### Exercise directions
Copy all of the records below line for line, leaving out the pictures.

[Element box annotations]
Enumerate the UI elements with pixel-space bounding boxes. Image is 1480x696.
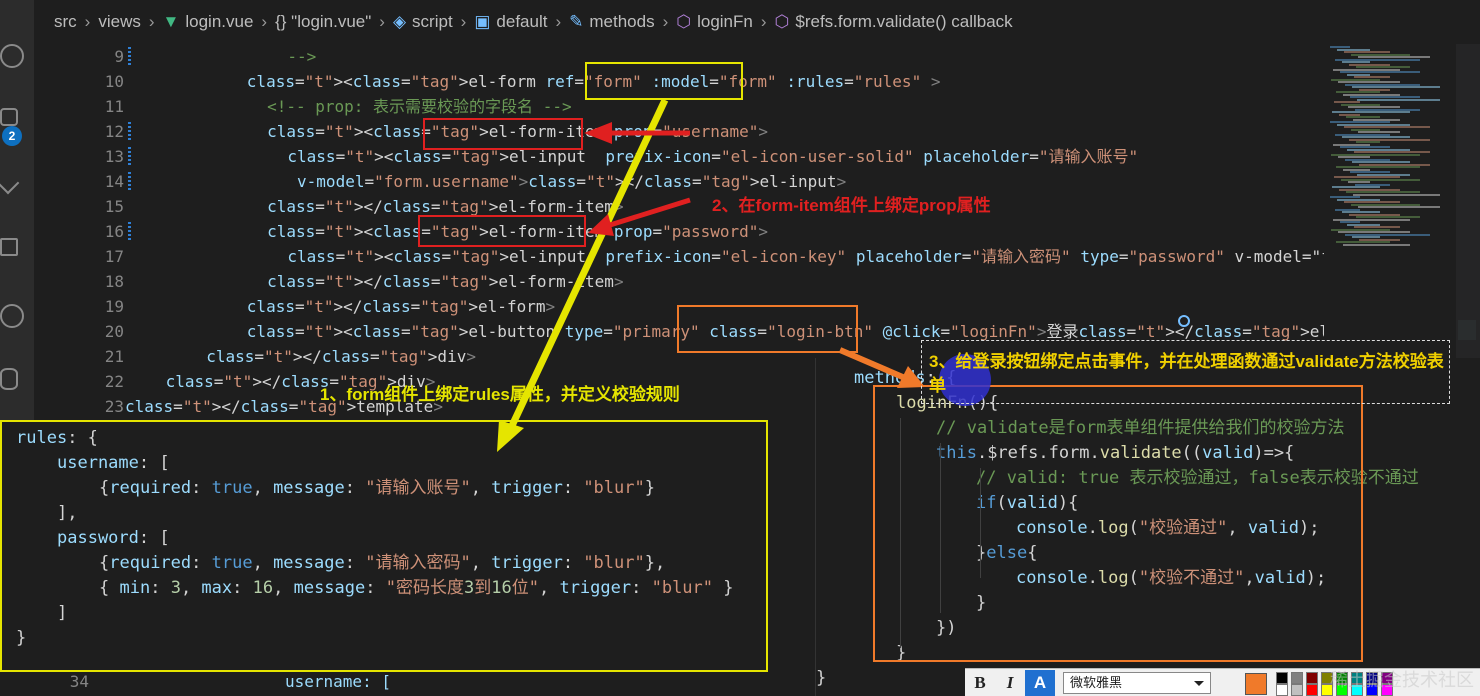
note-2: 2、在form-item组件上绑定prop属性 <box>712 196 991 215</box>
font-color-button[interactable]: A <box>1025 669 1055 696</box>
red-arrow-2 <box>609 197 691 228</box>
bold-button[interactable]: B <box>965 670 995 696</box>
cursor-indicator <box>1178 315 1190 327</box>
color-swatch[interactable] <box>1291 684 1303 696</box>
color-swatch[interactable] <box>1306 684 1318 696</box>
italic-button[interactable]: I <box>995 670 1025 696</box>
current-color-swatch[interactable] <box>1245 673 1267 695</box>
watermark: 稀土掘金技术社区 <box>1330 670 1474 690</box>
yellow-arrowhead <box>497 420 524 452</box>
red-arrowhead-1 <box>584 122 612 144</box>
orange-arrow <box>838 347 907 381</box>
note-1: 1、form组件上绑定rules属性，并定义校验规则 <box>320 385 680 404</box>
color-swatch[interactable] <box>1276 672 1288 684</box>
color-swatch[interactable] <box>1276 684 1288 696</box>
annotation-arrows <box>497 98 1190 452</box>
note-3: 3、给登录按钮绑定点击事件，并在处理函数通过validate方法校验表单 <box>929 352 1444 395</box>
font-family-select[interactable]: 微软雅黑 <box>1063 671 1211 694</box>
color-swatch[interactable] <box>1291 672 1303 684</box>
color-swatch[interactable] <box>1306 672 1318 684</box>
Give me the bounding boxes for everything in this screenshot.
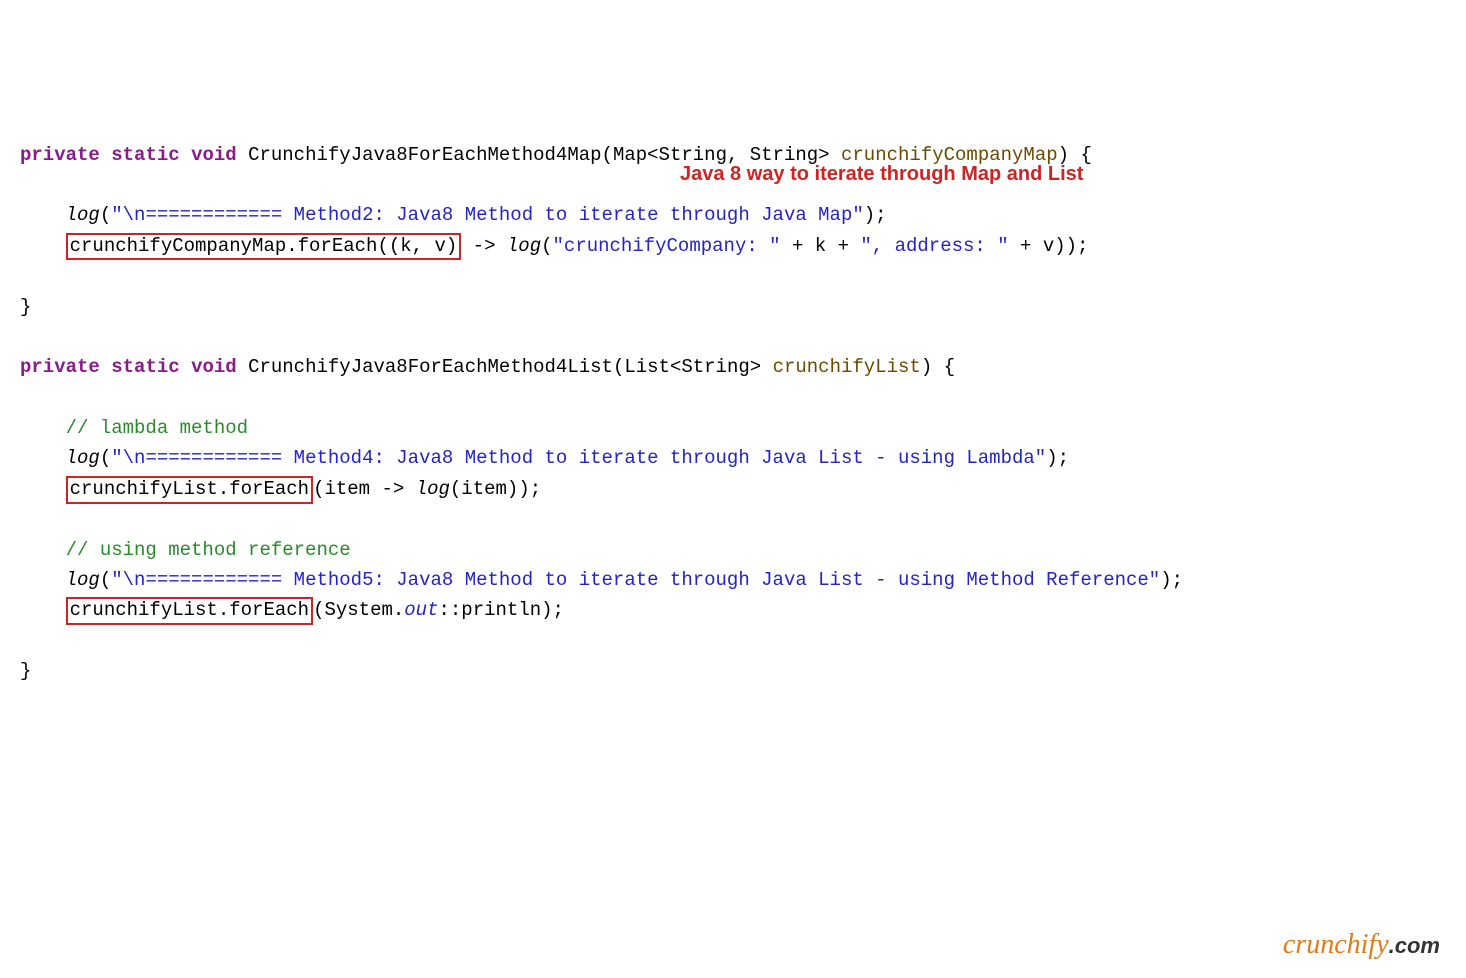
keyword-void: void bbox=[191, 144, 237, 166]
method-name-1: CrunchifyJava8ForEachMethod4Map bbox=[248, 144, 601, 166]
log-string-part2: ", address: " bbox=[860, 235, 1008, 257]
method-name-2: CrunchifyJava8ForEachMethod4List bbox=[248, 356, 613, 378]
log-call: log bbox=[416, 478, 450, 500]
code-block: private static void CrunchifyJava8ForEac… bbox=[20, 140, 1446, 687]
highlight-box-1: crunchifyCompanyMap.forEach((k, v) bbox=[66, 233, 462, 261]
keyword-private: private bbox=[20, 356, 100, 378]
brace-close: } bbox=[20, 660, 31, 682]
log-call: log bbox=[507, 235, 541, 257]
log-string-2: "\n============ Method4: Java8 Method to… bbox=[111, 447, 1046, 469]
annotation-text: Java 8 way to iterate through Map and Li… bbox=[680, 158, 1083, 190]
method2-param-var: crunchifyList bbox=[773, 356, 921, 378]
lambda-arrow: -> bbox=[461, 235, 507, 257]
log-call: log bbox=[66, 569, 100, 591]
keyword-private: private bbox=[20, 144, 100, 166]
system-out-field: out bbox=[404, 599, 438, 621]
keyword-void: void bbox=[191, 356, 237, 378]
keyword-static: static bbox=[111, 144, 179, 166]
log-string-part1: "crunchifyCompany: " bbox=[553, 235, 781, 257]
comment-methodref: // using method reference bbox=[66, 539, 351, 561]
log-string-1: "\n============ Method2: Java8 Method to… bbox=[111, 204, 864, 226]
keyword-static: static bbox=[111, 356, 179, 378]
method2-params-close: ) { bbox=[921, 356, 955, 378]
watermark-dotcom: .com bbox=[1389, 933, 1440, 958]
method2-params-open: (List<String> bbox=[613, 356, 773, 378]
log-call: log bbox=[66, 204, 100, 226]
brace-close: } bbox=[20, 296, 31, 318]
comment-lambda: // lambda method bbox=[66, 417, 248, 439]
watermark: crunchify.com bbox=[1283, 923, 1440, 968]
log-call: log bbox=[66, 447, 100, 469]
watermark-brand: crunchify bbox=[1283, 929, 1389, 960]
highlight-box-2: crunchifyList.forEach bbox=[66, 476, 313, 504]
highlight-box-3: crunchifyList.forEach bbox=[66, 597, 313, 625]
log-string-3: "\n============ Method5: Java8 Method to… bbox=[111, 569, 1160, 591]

### Answer to this problem
Enumerate the UI elements with pixel-space bounding boxes. Image is 1480x696.
note-2: 2、在form-item组件上绑定prop属性 <box>712 196 991 215</box>
font-color-button[interactable]: A <box>1025 669 1055 696</box>
red-arrow-2 <box>609 197 691 228</box>
bold-button[interactable]: B <box>965 670 995 696</box>
cursor-indicator <box>1178 315 1190 327</box>
color-swatch[interactable] <box>1291 684 1303 696</box>
color-swatch[interactable] <box>1306 684 1318 696</box>
italic-button[interactable]: I <box>995 670 1025 696</box>
current-color-swatch[interactable] <box>1245 673 1267 695</box>
watermark: 稀土掘金技术社区 <box>1330 670 1474 690</box>
yellow-arrowhead <box>497 420 524 452</box>
red-arrowhead-1 <box>584 122 612 144</box>
orange-arrow <box>838 347 907 381</box>
note-1: 1、form组件上绑定rules属性，并定义校验规则 <box>320 385 680 404</box>
color-swatch[interactable] <box>1276 672 1288 684</box>
color-swatch[interactable] <box>1276 684 1288 696</box>
annotation-arrows <box>497 98 1190 452</box>
note-3: 3、给登录按钮绑定点击事件，并在处理函数通过validate方法校验表单 <box>929 352 1444 395</box>
font-family-select[interactable]: 微软雅黑 <box>1063 671 1211 694</box>
color-swatch[interactable] <box>1291 672 1303 684</box>
color-swatch[interactable] <box>1306 672 1318 684</box>
Give me the bounding boxes for everything in this screenshot.
keyword-void: void bbox=[191, 144, 237, 166]
method-name-1: CrunchifyJava8ForEachMethod4Map bbox=[248, 144, 601, 166]
log-string-part2: ", address: " bbox=[860, 235, 1008, 257]
method-name-2: CrunchifyJava8ForEachMethod4List bbox=[248, 356, 613, 378]
log-call: log bbox=[416, 478, 450, 500]
code-block: private static void CrunchifyJava8ForEac… bbox=[20, 140, 1446, 687]
highlight-box-1: crunchifyCompanyMap.forEach((k, v) bbox=[66, 233, 462, 261]
keyword-private: private bbox=[20, 356, 100, 378]
brace-close: } bbox=[20, 660, 31, 682]
log-call: log bbox=[507, 235, 541, 257]
log-string-2: "\n============ Method4: Java8 Method to… bbox=[111, 447, 1046, 469]
annotation-text: Java 8 way to iterate through Map and Li… bbox=[680, 158, 1083, 190]
method2-param-var: crunchifyList bbox=[773, 356, 921, 378]
lambda-arrow: -> bbox=[461, 235, 507, 257]
log-call: log bbox=[66, 569, 100, 591]
keyword-private: private bbox=[20, 144, 100, 166]
system-out-field: out bbox=[404, 599, 438, 621]
keyword-void: void bbox=[191, 356, 237, 378]
keyword-static: static bbox=[111, 144, 179, 166]
log-string-part1: "crunchifyCompany: " bbox=[553, 235, 781, 257]
comment-methodref: // using method reference bbox=[66, 539, 351, 561]
log-string-1: "\n============ Method2: Java8 Method to… bbox=[111, 204, 864, 226]
keyword-static: static bbox=[111, 356, 179, 378]
method2-params-close: ) { bbox=[921, 356, 955, 378]
watermark-dotcom: .com bbox=[1389, 933, 1440, 958]
method2-params-open: (List<String> bbox=[613, 356, 773, 378]
log-call: log bbox=[66, 204, 100, 226]
brace-close: } bbox=[20, 296, 31, 318]
comment-lambda: // lambda method bbox=[66, 417, 248, 439]
watermark: crunchify.com bbox=[1283, 923, 1440, 968]
log-call: log bbox=[66, 447, 100, 469]
watermark-brand: crunchify bbox=[1283, 929, 1389, 960]
highlight-box-2: crunchifyList.forEach bbox=[66, 476, 313, 504]
highlight-box-3: crunchifyList.forEach bbox=[66, 597, 313, 625]
log-string-3: "\n============ Method5: Java8 Method to… bbox=[111, 569, 1160, 591]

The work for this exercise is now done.